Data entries
______

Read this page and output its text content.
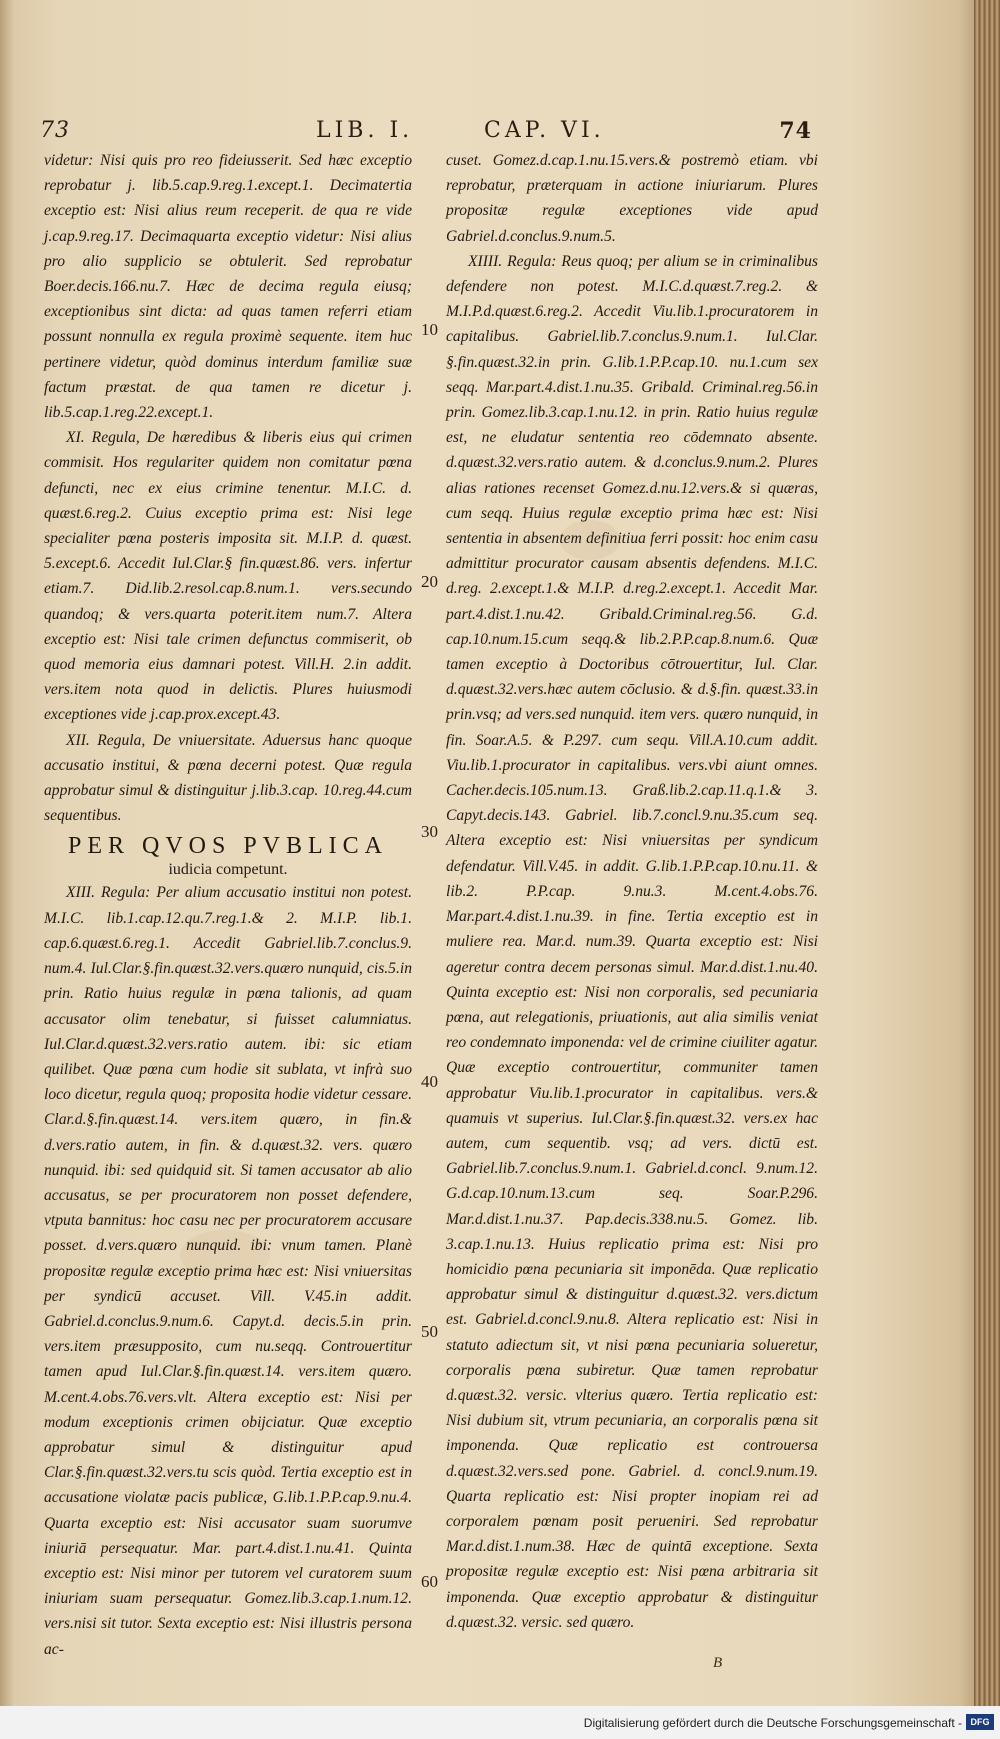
73	LIB. I.	CAP. VI.	74

videtur: Nisi quis pro reo fideiusserit. Sed hæc exceptio reprobatur j. lib.5.cap.9.reg.1.except.1. Decimatertia exceptio est: Nisi alius reum receperit. de qua re vide j.cap.9.reg.17. Decimaquarta exceptio videtur: Nisi alius pro alio supplicio se obtulerit. Sed reprobatur Boer.decis.166.nu.7. Hæc de decima regula eiusq; exceptionibus sint dicta: ad quas tamen referri etiam possunt nonnulla ex regula proximè sequente. item huc pertinere videtur, quòd dominus interdum familiæ suæ factum præstat. de qua tamen re dicetur j. lib.5.cap.1.reg.22.except.1.

XI. Regula, De hæredibus & liberis eius qui crimen commisit. Hos regulariter quidem non comitatur pœna defuncti, nec ex eius crimine tenentur. M.I.C. d. quæst.6.reg.2. Cuius exceptio prima est: Nisi lege specialiter pœna posteris imposita sit. M.I.P. d. quæst. 5.except.6. Accedit Iul.Clar.§ fin.quæst.86. vers. infertur etiam.7. Did.lib.2.resol.cap.8.num.1. vers.secundo quandoq; & vers.quarta poterit.item num.7. Altera exceptio est: Nisi tale crimen defunctus commiserit, ob quod memoria eius damnari potest. Vill.H. 2.in addit. vers.item nota quod in delictis. Plures huiusmodi exceptiones vide j.cap.prox.except.43.

XII. Regula, De vniuersitate. Aduersus hanc quoque accusatio institui, & pœna decerni potest. Quæ regula approbatur simul & distinguitur j.lib.3.cap. 10.reg.44.cum sequentibus.

PER QVOS PVBLICA
iudicia competunt.

XIII. Regula: Per alium accusatio institui non potest. M.I.C. lib.1.cap.12.qu.7.reg.1.& 2. M.I.P. lib.1. cap.6.quæst.6.reg.1. Accedit Gabriel.lib.7.conclus.9. num.4. Iul.Clar.§.fin.quæst.32.vers.quæro nunquid, cis.5.in prin. Ratio huius regulæ in pœna talionis, ad quam accusator olim tenebatur, si fuisset calumniatus. Iul.Clar.d.quæst.32.vers.ratio autem. ibi: sic etiam quilibet. Quæ pœna cum hodie sit sublata, vt infrà suo loco dicetur, regula quoq; proposita hodie videtur cessare. Clar.d.§.fin.quæst.14. vers.item quæro, in fin.& d.vers.ratio autem, in fin. & d.quæst.32. vers. quæro nunquid. ibi: sed quidquid sit. Si tamen accusator ab alio accusatus, se per procuratorem non posset defendere, vtputa bannitus: hoc casu nec per procuratorem accusare posset. d.vers.quæro nunquid. ibi: vnum tamen. Planè propositæ regulæ exceptio prima hæc est: Nisi vniuersitas per syndicū accuset. Vill. V.45.in addit. Gabriel.d.conclus.9.num.6. Capyt.d. decis.5.in prin. vers.item præsupposito, cum nu.seqq. Controuertitur tamen apud Iul.Clar.§.fin.quæst.14. vers.item quæro. M.cent.4.obs.76.vers.vlt. Altera exceptio est: Nisi per modum exceptionis crimen obijciatur. Quæ exceptio approbatur simul & distinguitur apud Clar.§.fin.quæst.32.vers.tu scis quòd. Tertia exceptio est in accusatione violatæ pacis publicæ, G.lib.1.P.P.cap.9.nu.4. Quarta exceptio est: Nisi accusator suam suorumve iniuriā persequatur. Mar. part.4.dist.1.nu.41. Quinta exceptio est: Nisi minor per tutorem vel curatorem suum iniuriam suam persequatur. Gomez.lib.3.cap.1.num.12. vers.nisi sit tutor. Sexta exceptio est: Nisi illustris persona ac-

10
20
30
40
50
60

cuset. Gomez.d.cap.1.nu.15.vers.& postremò etiam. vbi reprobatur, præterquam in actione iniuriarum. Plures propositæ regulæ exceptiones vide apud Gabriel.d.conclus.9.num.5.

XIIII. Regula: Reus quoq; per alium se in criminalibus defendere non potest. M.I.C.d.quæst.7.reg.2. & M.I.P.d.quæst.6.reg.2. Accedit Viu.lib.1.procuratorem in capitalibus. Gabriel.lib.7.conclus.9.num.1. Iul.Clar. §.fin.quæst.32.in prin. G.lib.1.P.P.cap.10. nu.1.cum sex seqq. Mar.part.4.dist.1.nu.35. Gribald. Criminal.reg.56.in prin. Gomez.lib.3.cap.1.nu.12. in prin. Ratio huius regulæ est, ne eludatur sententia reo cōdemnato absente. d.quæst.32.vers.ratio autem. & d.conclus.9.num.2. Plures alias rationes recenset Gomez.d.nu.12.vers.& si quæras, cum seqq. Huius regulæ exceptio prima hæc est: Nisi sententia in absentem definitiua ferri possit: hoc enim casu admittitur procurator causam absentis defendens. M.I.C. d.reg. 2.except.1.& M.I.P. d.reg.2.except.1. Accedit Mar. part.4.dist.1.nu.42. Gribald.Criminal.reg.56. G.d. cap.10.num.15.cum seqq.& lib.2.P.P.cap.8.num.6. Quæ tamen exceptio à Doctoribus cōtrouertitur, Iul. Clar. d.quæst.32.vers.hæc autem cōclusio. & d.§.fin. quæst.33.in prin.vsq; ad vers.sed nunquid. item vers. quæro nunquid, in fin. Soar.A.5. & P.297. cum sequ. Vill.A.10.cum addit. Viu.lib.1.procurator in capitalibus. vers.vbi aiunt omnes. Cacher.decis.105.num.13. Graß.lib.2.cap.11.q.1.& 3. Capyt.decis.143. Gabriel. lib.7.concl.9.nu.35.cum seq. Altera exceptio est: Nisi vniuersitas per syndicum defendatur. Vill.V.45. in addit. G.lib.1.P.P.cap.10.nu.11. & lib.2. P.P.cap. 9.nu.3. M.cent.4.obs.76. Mar.part.4.dist.1.nu.39. in fine. Tertia exceptio est in muliere rea. Mar.d. num.39. Quarta exceptio est: Nisi ageretur contra decem personas simul. Mar.d.dist.1.nu.40. Quinta exceptio est: Nisi non corporalis, sed pecuniaria pœna, aut relegationis, priuationis, aut alia similis veniat reo condemnato imponenda: vel de crimine ciuiliter agatur. Quæ exceptio controuertitur, communiter tamen approbatur Viu.lib.1.procurator in capitalibus. vers.& quamuis vt superius. Iul.Clar.§.fin.quæst.32. vers.ex hac autem, cum sequentib. vsq; ad vers. dictū est. Gabriel.lib.7.conclus.9.num.1. Gabriel.d.concl. 9.num.12. G.d.cap.10.num.13.cum seq. Soar.P.296. Mar.d.dist.1.nu.37. Pap.decis.338.nu.5. Gomez. lib. 3.cap.1.nu.13. Huius replicatio prima est: Nisi pro homicidio pœna pecuniaria sit imponēda. Quæ replicatio approbatur simul & distinguitur d.quæst.32. vers.dictum est. Gabriel.d.concl.9.nu.8. Altera replicatio est: Nisi in statuto adiectum sit, vt nisi pœna pecuniaria solueretur, corporalis pœna subiretur. Quæ tamen reprobatur d.quæst.32. versic. vlterius quæro. Tertia replicatio est: Nisi dubium sit, vtrum pecuniaria, an corporalis pœna sit imponenda. Quæ replicatio est controuersa d.quæst.32.vers.sed pone. Gabriel. d. concl.9.num.19. Quarta replicatio est: Nisi propter inopiam rei ad corporalem pœnam posit perueniri. Sed reprobatur Mar.d.dist.1.num.38. Hæc de quintā exceptione. Sexta propositæ regulæ exceptio est: Nisi pœna arbitraria sit imponenda. Quæ exceptio approbatur & distinguitur d.quæst.32. versic. sed quæro.

B
Digitalisierung gefördert durch die Deutsche Forschungsgemeinschaft - DFG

______

Except for the pictures, copy the material above exactly.

ANSWER BELOW
Read this page and output its text content.
73	LIB. I.	CAP. VI.	74

videtur: Nisi quis pro reo fideiusserit. Sed hæc exceptio reprobatur j. lib.5.cap.9.reg.1.except.1. Decimatertia exceptio est: Nisi alius reum receperit. de qua re vide j.cap.9.reg.17. Decimaquarta exceptio videtur: Nisi alius pro alio supplicio se obtulerit. Sed reprobatur Boer.decis.166.nu.7. Hæc de decima regula eiusq; exceptionibus sint dicta: ad quas tamen referri etiam possunt nonnulla ex regula proximè sequente. item huc pertinere videtur, quòd dominus interdum familiæ suæ factum præstat. de qua tamen re dicetur j. lib.5.cap.1.reg.22.except.1.

XI. Regula, De hæredibus & liberis eius qui crimen commisit. Hos regulariter quidem non comitatur pœna defuncti, nec ex eius crimine tenentur. M.I.C. d. quæst.6.reg.2. Cuius exceptio prima est: Nisi lege specialiter pœna posteris imposita sit. M.I.P. d. quæst. 5.except.6. Accedit Iul.Clar.§ fin.quæst.86. vers. infertur etiam.7. Did.lib.2.resol.cap.8.num.1. vers.secundo quandoq; & vers.quarta poterit.item num.7. Altera exceptio est: Nisi tale crimen defunctus commiserit, ob quod memoria eius damnari potest. Vill.H. 2.in addit. vers.item nota quod in delictis. Plures huiusmodi exceptiones vide j.cap.prox.except.43.

XII. Regula, De vniuersitate. Aduersus hanc quoque accusatio institui, & pœna decerni potest. Quæ regula approbatur simul & distinguitur j.lib.3.cap. 10.reg.44.cum sequentibus.

PER QVOS PVBLICA
iudicia competunt.

XIII. Regula: Per alium accusatio institui non potest. M.I.C. lib.1.cap.12.qu.7.reg.1.& 2. M.I.P. lib.1. cap.6.quæst.6.reg.1. Accedit Gabriel.lib.7.conclus.9. num.4. Iul.Clar.§.fin.quæst.32.vers.quæro nunquid, cis.5.in prin. Ratio huius regulæ in pœna talionis, ad quam accusator olim tenebatur, si fuisset calumniatus. Iul.Clar.d.quæst.32.vers.ratio autem. ibi: sic etiam quilibet. Quæ pœna cum hodie sit sublata, vt infrà suo loco dicetur, regula quoq; proposita hodie videtur cessare. Clar.d.§.fin.quæst.14. vers.item quæro, in fin.& d.vers.ratio autem, in fin. & d.quæst.32. vers. quæro nunquid. ibi: sed quidquid sit. Si tamen accusator ab alio accusatus, se per procuratorem non posset defendere, vtputa bannitus: hoc casu nec per procuratorem accusare posset. d.vers.quæro nunquid. ibi: vnum tamen. Planè propositæ regulæ exceptio prima hæc est: Nisi vniuersitas per syndicū accuset. Vill. V.45.in addit. Gabriel.d.conclus.9.num.6. Capyt.d. decis.5.in prin. vers.item præsupposito, cum nu.seqq. Controuertitur tamen apud Iul.Clar.§.fin.quæst.14. vers.item quæro. M.cent.4.obs.76.vers.vlt. Altera exceptio est: Nisi per modum exceptionis crimen obijciatur. Quæ exceptio approbatur simul & distinguitur apud Clar.§.fin.quæst.32.vers.tu scis quòd. Tertia exceptio est in accusatione violatæ pacis publicæ, G.lib.1.P.P.cap.9.nu.4. Quarta exceptio est: Nisi accusator suam suorumve iniuriā persequatur. Mar. part.4.dist.1.nu.41. Quinta exceptio est: Nisi minor per tutorem vel curatorem suum iniuriam suam persequatur. Gomez.lib.3.cap.1.num.12. vers.nisi sit tutor. Sexta exceptio est: Nisi illustris persona ac-

10
20
30
40
50
60

cuset. Gomez.d.cap.1.nu.15.vers.& postremò etiam. vbi reprobatur, præterquam in actione iniuriarum. Plures propositæ regulæ exceptiones vide apud Gabriel.d.conclus.9.num.5.

XIIII. Regula: Reus quoq; per alium se in criminalibus defendere non potest. M.I.C.d.quæst.7.reg.2. & M.I.P.d.quæst.6.reg.2. Accedit Viu.lib.1.procuratorem in capitalibus. Gabriel.lib.7.conclus.9.num.1. Iul.Clar. §.fin.quæst.32.in prin. G.lib.1.P.P.cap.10. nu.1.cum sex seqq. Mar.part.4.dist.1.nu.35. Gribald. Criminal.reg.56.in prin. Gomez.lib.3.cap.1.nu.12. in prin. Ratio huius regulæ est, ne eludatur sententia reo cōdemnato absente. d.quæst.32.vers.ratio autem. & d.conclus.9.num.2. Plures alias rationes recenset Gomez.d.nu.12.vers.& si quæras, cum seqq. Huius regulæ exceptio prima hæc est: Nisi sententia in absentem definitiua ferri possit: hoc enim casu admittitur procurator causam absentis defendens. M.I.C. d.reg. 2.except.1.& M.I.P. d.reg.2.except.1. Accedit Mar. part.4.dist.1.nu.42. Gribald.Criminal.reg.56. G.d. cap.10.num.15.cum seqq.& lib.2.P.P.cap.8.num.6. Quæ tamen exceptio à Doctoribus cōtrouertitur, Iul. Clar. d.quæst.32.vers.hæc autem cōclusio. & d.§.fin. quæst.33.in prin.vsq; ad vers.sed nunquid. item vers. quæro nunquid, in fin. Soar.A.5. & P.297. cum sequ. Vill.A.10.cum addit. Viu.lib.1.procurator in capitalibus. vers.vbi aiunt omnes. Cacher.decis.105.num.13. Graß.lib.2.cap.11.q.1.& 3. Capyt.decis.143. Gabriel. lib.7.concl.9.nu.35.cum seq. Altera exceptio est: Nisi vniuersitas per syndicum defendatur. Vill.V.45. in addit. G.lib.1.P.P.cap.10.nu.11. & lib.2. P.P.cap. 9.nu.3. M.cent.4.obs.76. Mar.part.4.dist.1.nu.39. in fine. Tertia exceptio est in muliere rea. Mar.d. num.39. Quarta exceptio est: Nisi ageretur contra decem personas simul. Mar.d.dist.1.nu.40. Quinta exceptio est: Nisi non corporalis, sed pecuniaria pœna, aut relegationis, priuationis, aut alia similis veniat reo condemnato imponenda: vel de crimine ciuiliter agatur. Quæ exceptio controuertitur, communiter tamen approbatur Viu.lib.1.procurator in capitalibus. vers.& quamuis vt superius. Iul.Clar.§.fin.quæst.32. vers.ex hac autem, cum sequentib. vsq; ad vers. dictū est. Gabriel.lib.7.conclus.9.num.1. Gabriel.d.concl. 9.num.12. G.d.cap.10.num.13.cum seq. Soar.P.296. Mar.d.dist.1.nu.37. Pap.decis.338.nu.5. Gomez. lib. 3.cap.1.nu.13. Huius replicatio prima est: Nisi pro homicidio pœna pecuniaria sit imponēda. Quæ replicatio approbatur simul & distinguitur d.quæst.32. vers.dictum est. Gabriel.d.concl.9.nu.8. Altera replicatio est: Nisi in statuto adiectum sit, vt nisi pœna pecuniaria solueretur, corporalis pœna subiretur. Quæ tamen reprobatur d.quæst.32. versic. vlterius quæro. Tertia replicatio est: Nisi dubium sit, vtrum pecuniaria, an corporalis pœna sit imponenda. Quæ replicatio est controuersa d.quæst.32.vers.sed pone. Gabriel. d. concl.9.num.19. Quarta replicatio est: Nisi propter inopiam rei ad corporalem pœnam posit perueniri. Sed reprobatur Mar.d.dist.1.num.38. Hæc de quintā exceptione. Sexta propositæ regulæ exceptio est: Nisi pœna arbitraria sit imponenda. Quæ exceptio approbatur & distinguitur d.quæst.32. versic. sed quæro.

B
Digitalisierung gefördert durch die Deutsche Forschungsgemeinschaft - DFG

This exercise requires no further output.